### EXTRACTED ENTRIES
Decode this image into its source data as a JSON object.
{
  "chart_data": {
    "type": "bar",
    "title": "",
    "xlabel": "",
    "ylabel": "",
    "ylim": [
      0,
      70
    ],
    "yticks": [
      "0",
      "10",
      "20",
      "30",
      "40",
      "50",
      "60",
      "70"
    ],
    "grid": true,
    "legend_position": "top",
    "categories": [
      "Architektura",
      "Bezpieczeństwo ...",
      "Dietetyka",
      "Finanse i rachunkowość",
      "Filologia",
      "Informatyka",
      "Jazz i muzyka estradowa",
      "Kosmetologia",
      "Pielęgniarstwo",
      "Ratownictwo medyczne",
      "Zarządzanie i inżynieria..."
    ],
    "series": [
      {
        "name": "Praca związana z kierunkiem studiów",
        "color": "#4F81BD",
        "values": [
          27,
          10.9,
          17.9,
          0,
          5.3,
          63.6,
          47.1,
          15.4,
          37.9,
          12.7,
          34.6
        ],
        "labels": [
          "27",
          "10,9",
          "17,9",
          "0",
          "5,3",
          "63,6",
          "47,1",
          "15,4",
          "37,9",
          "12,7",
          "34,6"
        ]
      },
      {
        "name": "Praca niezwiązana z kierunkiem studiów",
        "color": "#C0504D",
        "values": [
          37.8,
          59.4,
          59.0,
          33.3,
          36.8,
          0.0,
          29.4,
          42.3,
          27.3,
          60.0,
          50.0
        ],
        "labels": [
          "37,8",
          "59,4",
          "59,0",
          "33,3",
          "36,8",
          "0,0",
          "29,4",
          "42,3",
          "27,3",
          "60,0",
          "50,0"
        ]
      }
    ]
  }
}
######
→ GIVEN TASK
Copy out the whole listing exactly; please set it all down.

→ RESULT BELOW
Decode this image into its source data as a JSON object.
{
  "chart_data": {
    "type": "bar",
    "title": "",
    "xlabel": "",
    "ylabel": "",
    "ylim": [
      0,
      70
    ],
    "yticks": [
      "0",
      "10",
      "20",
      "30",
      "40",
      "50",
      "60",
      "70"
    ],
    "grid": true,
    "legend_position": "top",
    "categories": [
      "Architektura",
      "Bezpieczeństwo ...",
      "Dietetyka",
      "Finanse i rachunkowość",
      "Filologia",
      "Informatyka",
      "Jazz i muzyka estradowa",
      "Kosmetologia",
      "Pielęgniarstwo",
      "Ratownictwo medyczne",
      "Zarządzanie i inżynieria..."
    ],
    "series": [
      {
        "name": "Praca związana z kierunkiem studiów",
        "color": "#4F81BD",
        "values": [
          27,
          10.9,
          17.9,
          0,
          5.3,
          63.6,
          47.1,
          15.4,
          37.9,
          12.7,
          34.6
        ],
        "labels": [
          "27",
          "10,9",
          "17,9",
          "0",
          "5,3",
          "63,6",
          "47,1",
          "15,4",
          "37,9",
          "12,7",
          "34,6"
        ]
      },
      {
        "name": "Praca niezwiązana z kierunkiem studiów",
        "color": "#C0504D",
        "values": [
          37.8,
          59.4,
          59.0,
          33.3,
          36.8,
          0.0,
          29.4,
          42.3,
          27.3,
          60.0,
          50.0
        ],
        "labels": [
          "37,8",
          "59,4",
          "59,0",
          "33,3",
          "36,8",
          "0,0",
          "29,4",
          "42,3",
          "27,3",
          "60,0",
          "50,0"
        ]
      }
    ]
  }
}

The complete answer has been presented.